*Given instruction*
Identify all lines in the listing that include the word "minimum", and copy them out.

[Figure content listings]
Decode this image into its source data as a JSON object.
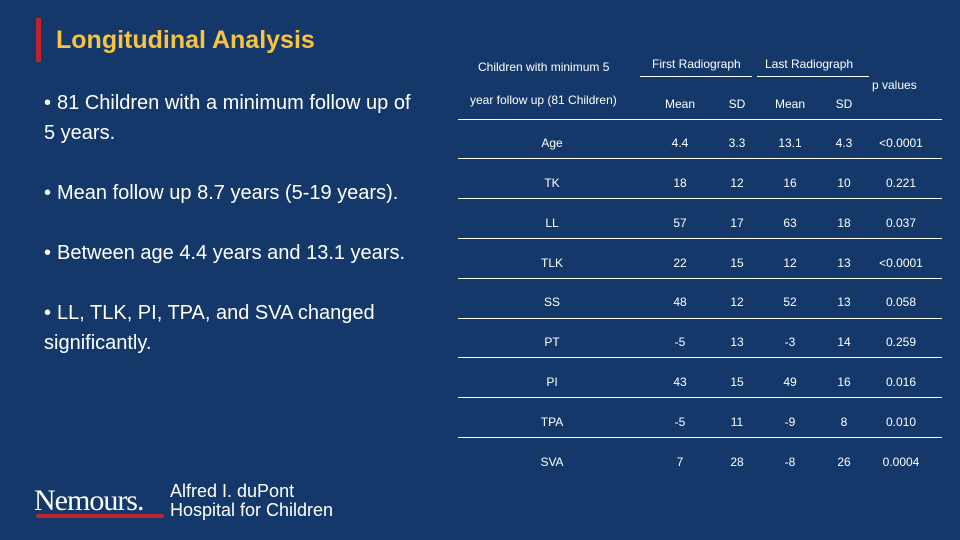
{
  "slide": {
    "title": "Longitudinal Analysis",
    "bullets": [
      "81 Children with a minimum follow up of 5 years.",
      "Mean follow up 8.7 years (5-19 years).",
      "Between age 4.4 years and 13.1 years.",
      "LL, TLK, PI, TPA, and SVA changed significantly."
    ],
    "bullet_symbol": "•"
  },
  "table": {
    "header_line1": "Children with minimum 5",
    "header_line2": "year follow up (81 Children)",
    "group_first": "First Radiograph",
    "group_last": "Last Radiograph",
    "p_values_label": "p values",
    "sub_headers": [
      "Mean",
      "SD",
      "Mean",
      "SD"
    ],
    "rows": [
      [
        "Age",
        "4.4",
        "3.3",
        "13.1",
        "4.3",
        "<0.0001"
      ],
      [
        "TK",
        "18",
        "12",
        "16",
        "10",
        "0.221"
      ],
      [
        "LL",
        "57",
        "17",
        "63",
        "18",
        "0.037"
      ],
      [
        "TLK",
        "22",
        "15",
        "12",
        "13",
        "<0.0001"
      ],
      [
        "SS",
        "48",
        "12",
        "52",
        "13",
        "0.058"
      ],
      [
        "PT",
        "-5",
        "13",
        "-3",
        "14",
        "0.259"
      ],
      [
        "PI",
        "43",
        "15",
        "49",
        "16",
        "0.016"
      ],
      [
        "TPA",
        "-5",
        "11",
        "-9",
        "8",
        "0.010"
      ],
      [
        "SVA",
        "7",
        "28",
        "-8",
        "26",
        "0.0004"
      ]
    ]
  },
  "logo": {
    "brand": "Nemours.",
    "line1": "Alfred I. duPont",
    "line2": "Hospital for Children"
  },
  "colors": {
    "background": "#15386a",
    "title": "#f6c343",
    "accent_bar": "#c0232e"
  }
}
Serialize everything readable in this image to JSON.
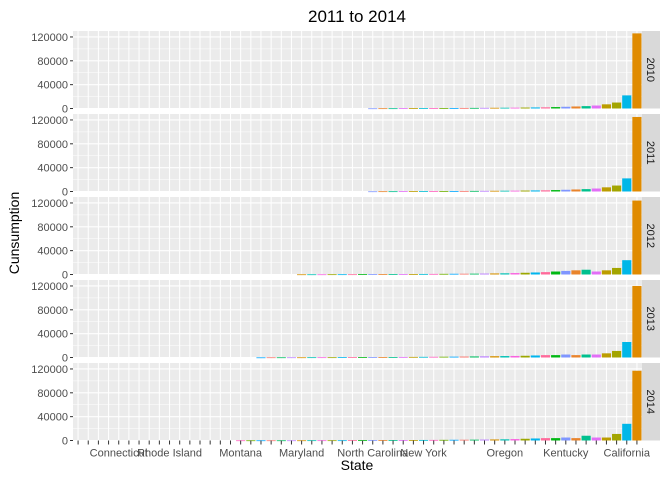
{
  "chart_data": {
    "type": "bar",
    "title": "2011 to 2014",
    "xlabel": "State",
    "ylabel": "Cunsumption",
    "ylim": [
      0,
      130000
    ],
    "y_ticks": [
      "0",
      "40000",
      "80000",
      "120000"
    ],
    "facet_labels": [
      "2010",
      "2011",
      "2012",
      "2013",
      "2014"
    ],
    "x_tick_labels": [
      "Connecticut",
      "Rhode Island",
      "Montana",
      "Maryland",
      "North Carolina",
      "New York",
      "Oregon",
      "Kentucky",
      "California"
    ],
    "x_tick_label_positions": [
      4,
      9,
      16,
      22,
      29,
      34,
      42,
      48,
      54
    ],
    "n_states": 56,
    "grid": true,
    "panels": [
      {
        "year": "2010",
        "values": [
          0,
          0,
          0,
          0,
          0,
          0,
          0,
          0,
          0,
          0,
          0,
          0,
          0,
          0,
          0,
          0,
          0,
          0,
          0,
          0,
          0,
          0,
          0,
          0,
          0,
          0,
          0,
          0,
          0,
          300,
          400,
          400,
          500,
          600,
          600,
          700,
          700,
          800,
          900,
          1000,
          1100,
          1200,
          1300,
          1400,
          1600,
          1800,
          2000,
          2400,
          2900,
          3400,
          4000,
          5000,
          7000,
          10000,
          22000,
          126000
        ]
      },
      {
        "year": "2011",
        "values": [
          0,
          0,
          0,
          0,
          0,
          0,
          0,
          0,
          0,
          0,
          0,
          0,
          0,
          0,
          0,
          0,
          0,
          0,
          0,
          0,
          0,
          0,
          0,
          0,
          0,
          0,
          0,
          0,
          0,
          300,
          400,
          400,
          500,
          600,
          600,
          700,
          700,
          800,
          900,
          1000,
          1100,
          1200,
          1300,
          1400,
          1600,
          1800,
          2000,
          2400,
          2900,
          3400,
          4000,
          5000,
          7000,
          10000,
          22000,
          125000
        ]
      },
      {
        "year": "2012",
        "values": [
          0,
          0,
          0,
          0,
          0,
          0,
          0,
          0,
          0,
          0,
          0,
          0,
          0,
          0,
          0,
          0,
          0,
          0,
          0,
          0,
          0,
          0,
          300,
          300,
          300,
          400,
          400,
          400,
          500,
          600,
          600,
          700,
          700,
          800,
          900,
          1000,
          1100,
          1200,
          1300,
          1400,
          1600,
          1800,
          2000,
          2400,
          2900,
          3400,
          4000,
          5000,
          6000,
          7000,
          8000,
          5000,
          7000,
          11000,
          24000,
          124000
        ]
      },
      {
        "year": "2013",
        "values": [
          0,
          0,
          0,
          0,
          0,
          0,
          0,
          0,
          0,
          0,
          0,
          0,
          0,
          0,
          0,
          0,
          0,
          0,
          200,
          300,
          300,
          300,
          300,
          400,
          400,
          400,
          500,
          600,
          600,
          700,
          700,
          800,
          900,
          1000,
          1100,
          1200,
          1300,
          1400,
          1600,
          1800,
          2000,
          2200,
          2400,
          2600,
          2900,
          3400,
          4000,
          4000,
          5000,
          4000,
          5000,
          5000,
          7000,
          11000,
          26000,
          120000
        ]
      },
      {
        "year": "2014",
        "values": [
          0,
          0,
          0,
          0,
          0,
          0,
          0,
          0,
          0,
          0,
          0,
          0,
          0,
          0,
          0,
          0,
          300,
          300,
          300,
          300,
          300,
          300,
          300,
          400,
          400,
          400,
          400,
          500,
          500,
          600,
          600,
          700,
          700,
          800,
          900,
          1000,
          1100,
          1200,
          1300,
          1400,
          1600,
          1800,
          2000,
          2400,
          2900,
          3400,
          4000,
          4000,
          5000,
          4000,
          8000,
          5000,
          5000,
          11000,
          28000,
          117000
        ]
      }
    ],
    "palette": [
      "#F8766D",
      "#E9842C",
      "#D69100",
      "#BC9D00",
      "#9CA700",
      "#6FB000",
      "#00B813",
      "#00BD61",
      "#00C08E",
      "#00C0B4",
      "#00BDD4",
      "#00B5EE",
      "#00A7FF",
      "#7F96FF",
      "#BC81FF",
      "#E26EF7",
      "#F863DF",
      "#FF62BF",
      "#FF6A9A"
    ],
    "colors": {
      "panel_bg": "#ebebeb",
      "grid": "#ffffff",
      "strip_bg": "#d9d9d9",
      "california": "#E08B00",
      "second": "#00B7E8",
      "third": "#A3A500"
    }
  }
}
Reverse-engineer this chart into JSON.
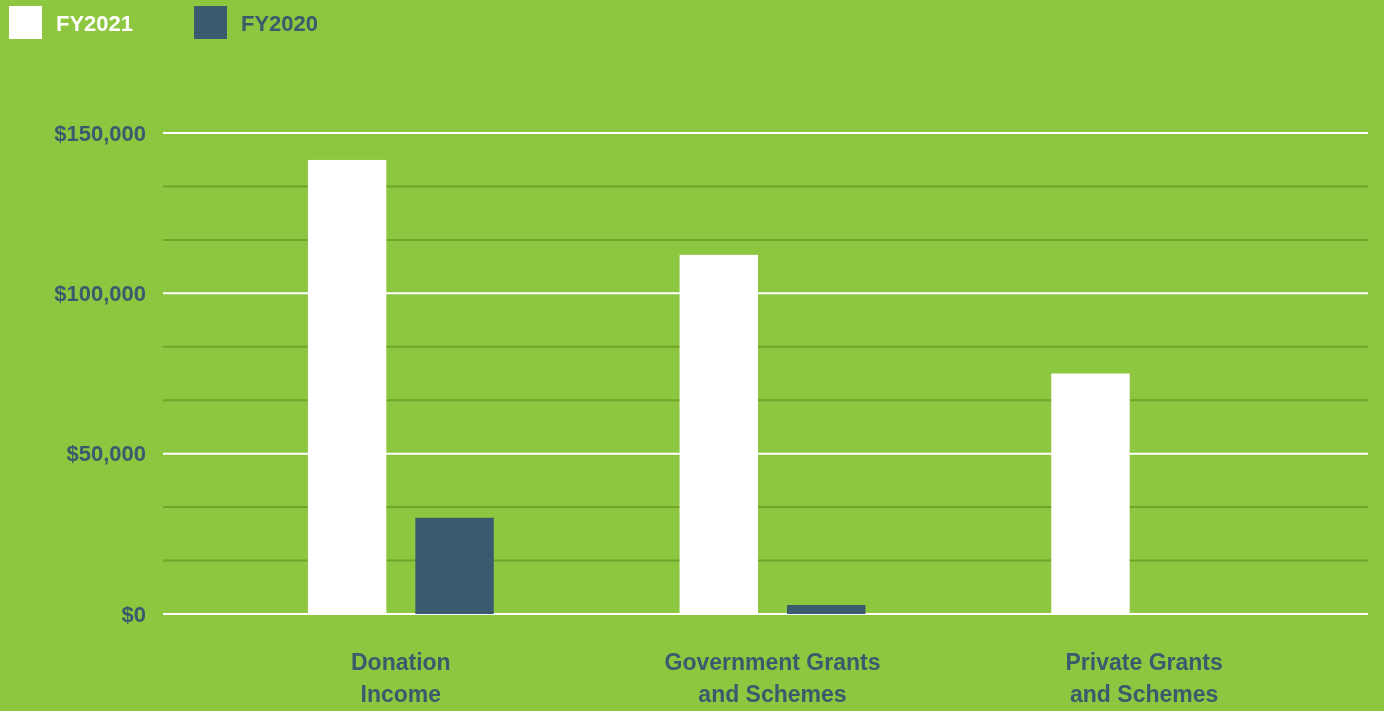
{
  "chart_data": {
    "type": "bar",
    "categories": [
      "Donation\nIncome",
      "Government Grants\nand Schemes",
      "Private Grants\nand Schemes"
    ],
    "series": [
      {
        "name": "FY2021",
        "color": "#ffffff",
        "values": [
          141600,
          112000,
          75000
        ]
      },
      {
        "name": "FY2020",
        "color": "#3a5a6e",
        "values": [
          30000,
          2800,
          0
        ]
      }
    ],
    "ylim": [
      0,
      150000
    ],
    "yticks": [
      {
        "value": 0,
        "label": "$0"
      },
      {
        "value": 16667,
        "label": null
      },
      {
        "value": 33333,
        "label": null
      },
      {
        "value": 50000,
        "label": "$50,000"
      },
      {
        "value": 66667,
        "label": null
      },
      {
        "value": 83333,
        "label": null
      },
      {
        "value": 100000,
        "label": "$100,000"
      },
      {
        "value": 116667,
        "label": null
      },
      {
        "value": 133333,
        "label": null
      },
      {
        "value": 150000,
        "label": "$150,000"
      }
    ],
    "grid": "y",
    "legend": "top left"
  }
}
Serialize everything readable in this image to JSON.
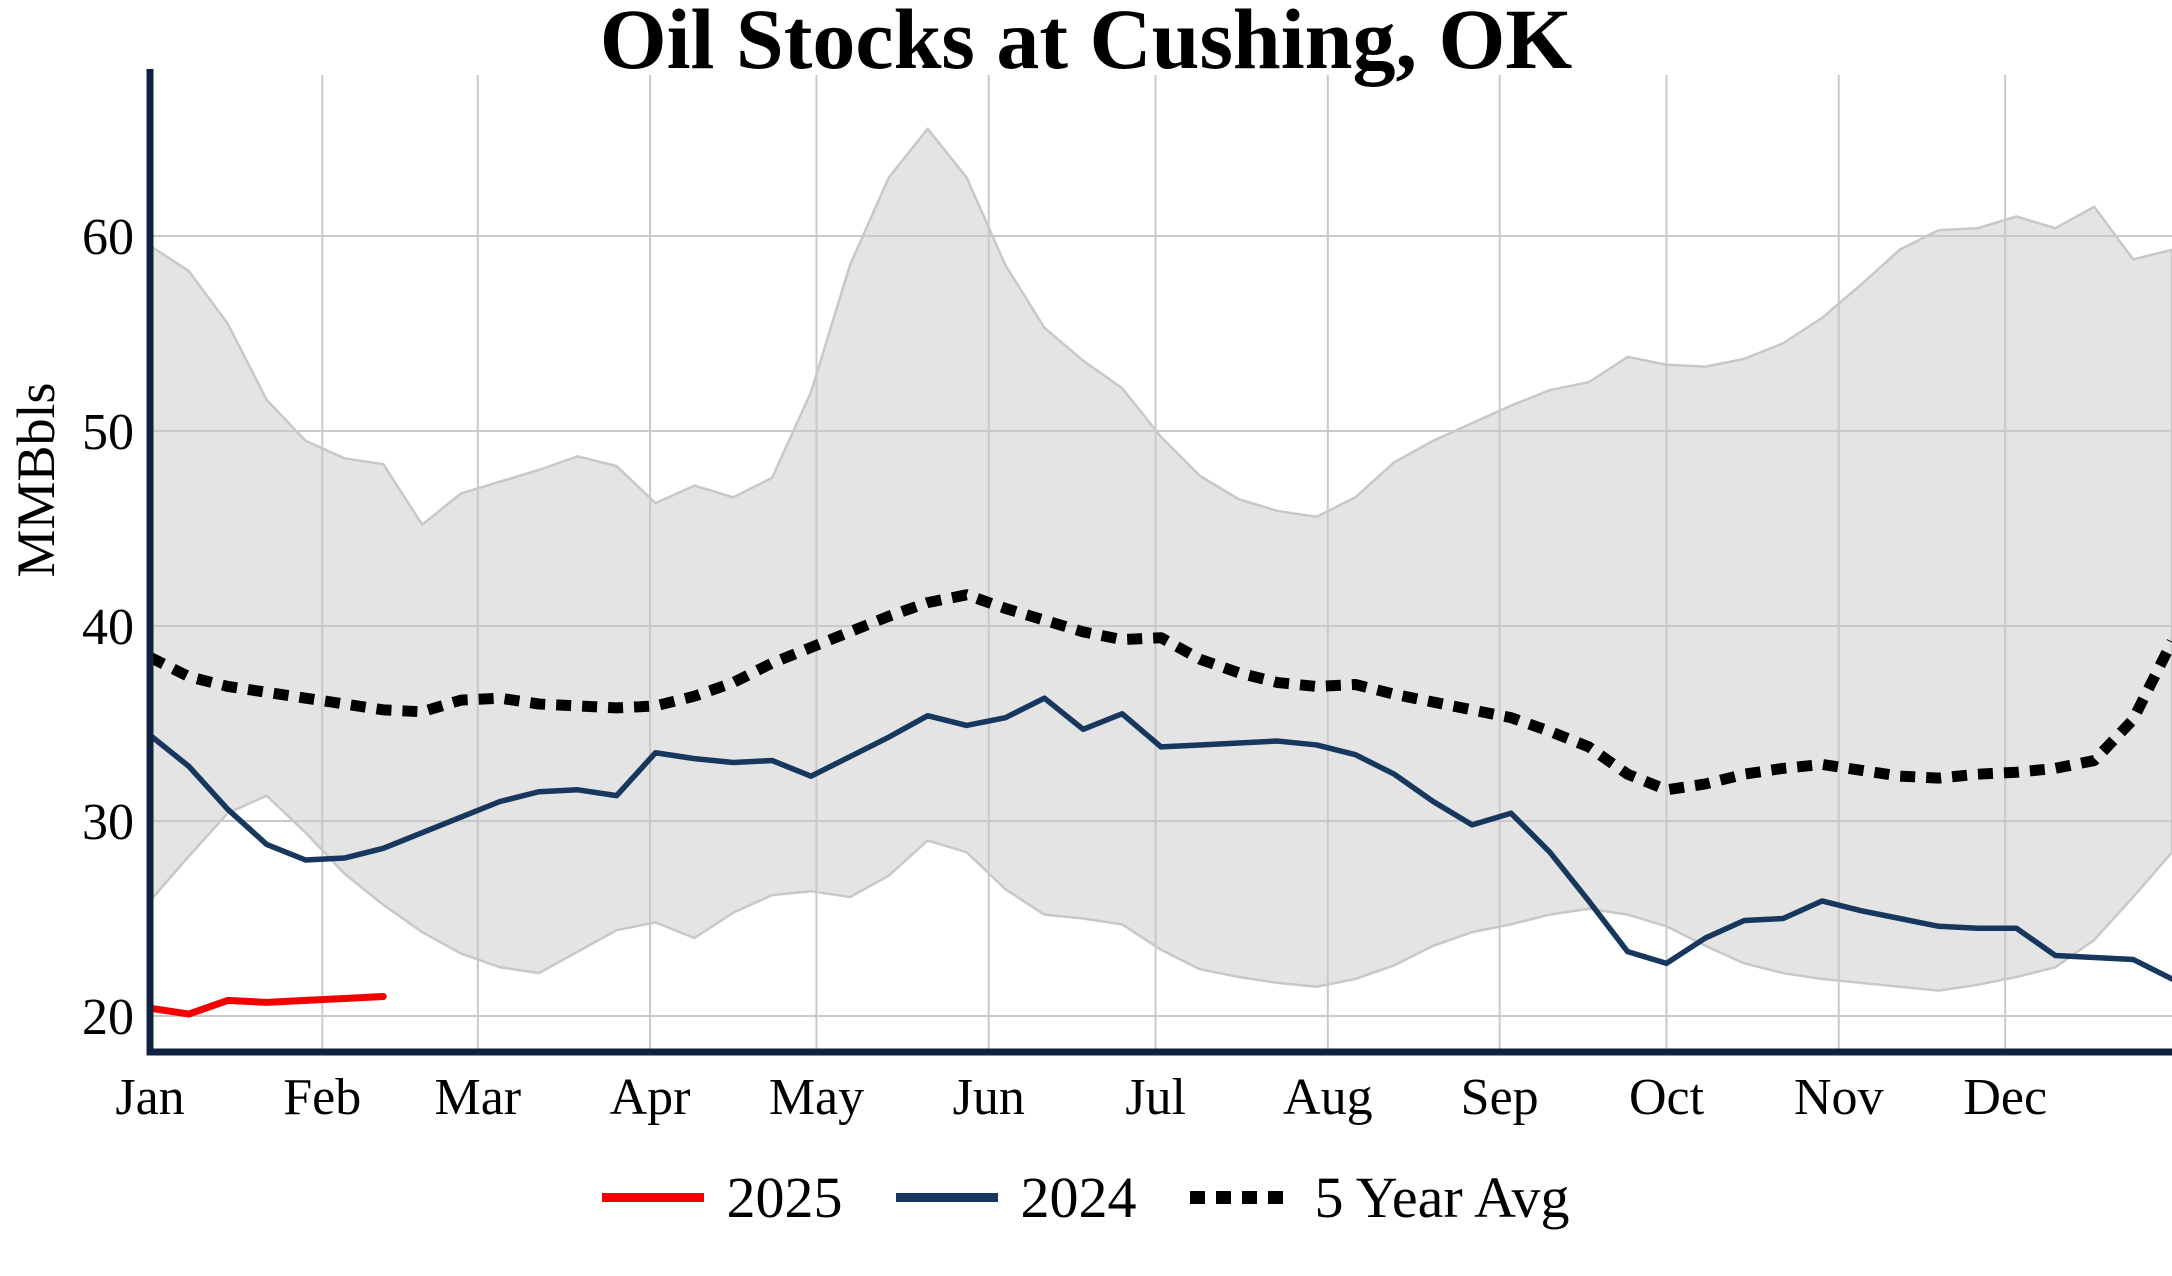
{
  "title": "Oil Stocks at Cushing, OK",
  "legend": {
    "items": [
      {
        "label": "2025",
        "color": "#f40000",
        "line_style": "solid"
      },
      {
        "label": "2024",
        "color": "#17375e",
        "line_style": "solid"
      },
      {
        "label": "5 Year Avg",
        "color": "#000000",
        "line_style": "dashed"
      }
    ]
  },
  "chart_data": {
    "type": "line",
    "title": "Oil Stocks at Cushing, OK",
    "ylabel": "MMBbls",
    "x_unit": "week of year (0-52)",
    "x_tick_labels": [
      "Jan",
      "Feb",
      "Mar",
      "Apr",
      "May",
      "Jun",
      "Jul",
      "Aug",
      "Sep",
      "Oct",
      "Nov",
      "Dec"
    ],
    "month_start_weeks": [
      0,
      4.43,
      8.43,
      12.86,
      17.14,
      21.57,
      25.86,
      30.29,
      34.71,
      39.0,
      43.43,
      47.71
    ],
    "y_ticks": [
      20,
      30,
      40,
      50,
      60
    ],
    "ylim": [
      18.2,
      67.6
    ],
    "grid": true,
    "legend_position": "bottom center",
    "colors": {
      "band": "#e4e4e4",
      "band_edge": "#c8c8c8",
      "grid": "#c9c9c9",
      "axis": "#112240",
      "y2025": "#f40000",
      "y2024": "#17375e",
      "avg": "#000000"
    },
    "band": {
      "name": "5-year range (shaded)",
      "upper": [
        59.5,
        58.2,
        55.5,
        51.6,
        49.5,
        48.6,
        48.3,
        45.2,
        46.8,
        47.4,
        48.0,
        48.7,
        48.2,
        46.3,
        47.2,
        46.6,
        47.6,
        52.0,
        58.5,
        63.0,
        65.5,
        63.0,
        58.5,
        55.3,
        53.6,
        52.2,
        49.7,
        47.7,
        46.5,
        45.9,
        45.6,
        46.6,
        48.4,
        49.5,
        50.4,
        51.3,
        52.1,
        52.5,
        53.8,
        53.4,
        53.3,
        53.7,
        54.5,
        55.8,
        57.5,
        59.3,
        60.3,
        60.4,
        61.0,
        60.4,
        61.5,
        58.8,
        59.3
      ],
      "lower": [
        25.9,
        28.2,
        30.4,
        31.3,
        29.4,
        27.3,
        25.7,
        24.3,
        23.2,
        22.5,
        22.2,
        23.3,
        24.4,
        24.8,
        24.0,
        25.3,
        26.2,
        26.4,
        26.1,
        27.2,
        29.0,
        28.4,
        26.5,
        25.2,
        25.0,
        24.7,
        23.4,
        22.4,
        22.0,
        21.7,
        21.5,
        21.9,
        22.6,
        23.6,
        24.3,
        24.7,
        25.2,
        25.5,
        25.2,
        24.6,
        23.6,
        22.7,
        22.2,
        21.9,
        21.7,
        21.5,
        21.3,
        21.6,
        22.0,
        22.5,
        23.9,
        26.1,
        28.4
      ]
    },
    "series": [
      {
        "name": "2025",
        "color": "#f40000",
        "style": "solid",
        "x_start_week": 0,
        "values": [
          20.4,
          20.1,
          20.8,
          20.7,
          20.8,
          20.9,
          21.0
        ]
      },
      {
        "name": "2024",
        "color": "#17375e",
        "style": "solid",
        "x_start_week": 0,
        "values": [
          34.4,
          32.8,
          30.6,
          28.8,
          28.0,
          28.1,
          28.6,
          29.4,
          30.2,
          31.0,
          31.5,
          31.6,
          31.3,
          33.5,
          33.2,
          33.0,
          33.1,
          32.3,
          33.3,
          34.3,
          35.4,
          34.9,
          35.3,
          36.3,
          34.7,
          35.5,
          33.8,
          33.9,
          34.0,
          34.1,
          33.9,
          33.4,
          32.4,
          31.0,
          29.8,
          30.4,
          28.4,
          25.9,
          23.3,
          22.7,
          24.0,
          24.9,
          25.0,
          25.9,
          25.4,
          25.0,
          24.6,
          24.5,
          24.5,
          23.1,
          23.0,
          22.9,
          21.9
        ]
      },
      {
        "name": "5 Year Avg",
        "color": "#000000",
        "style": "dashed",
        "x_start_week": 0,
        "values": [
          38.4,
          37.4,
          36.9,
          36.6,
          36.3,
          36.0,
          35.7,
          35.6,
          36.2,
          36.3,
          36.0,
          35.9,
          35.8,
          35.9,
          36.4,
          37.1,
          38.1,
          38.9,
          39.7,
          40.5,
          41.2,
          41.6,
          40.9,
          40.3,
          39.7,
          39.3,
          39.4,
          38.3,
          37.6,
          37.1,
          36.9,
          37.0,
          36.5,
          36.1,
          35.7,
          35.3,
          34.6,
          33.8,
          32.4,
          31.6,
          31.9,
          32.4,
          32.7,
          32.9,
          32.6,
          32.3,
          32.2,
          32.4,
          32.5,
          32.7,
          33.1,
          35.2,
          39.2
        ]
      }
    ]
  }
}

*Exercise response*
      "81 Children with a minimum follow up of 5 years.",
    "header_line1": "Children with minimum 5",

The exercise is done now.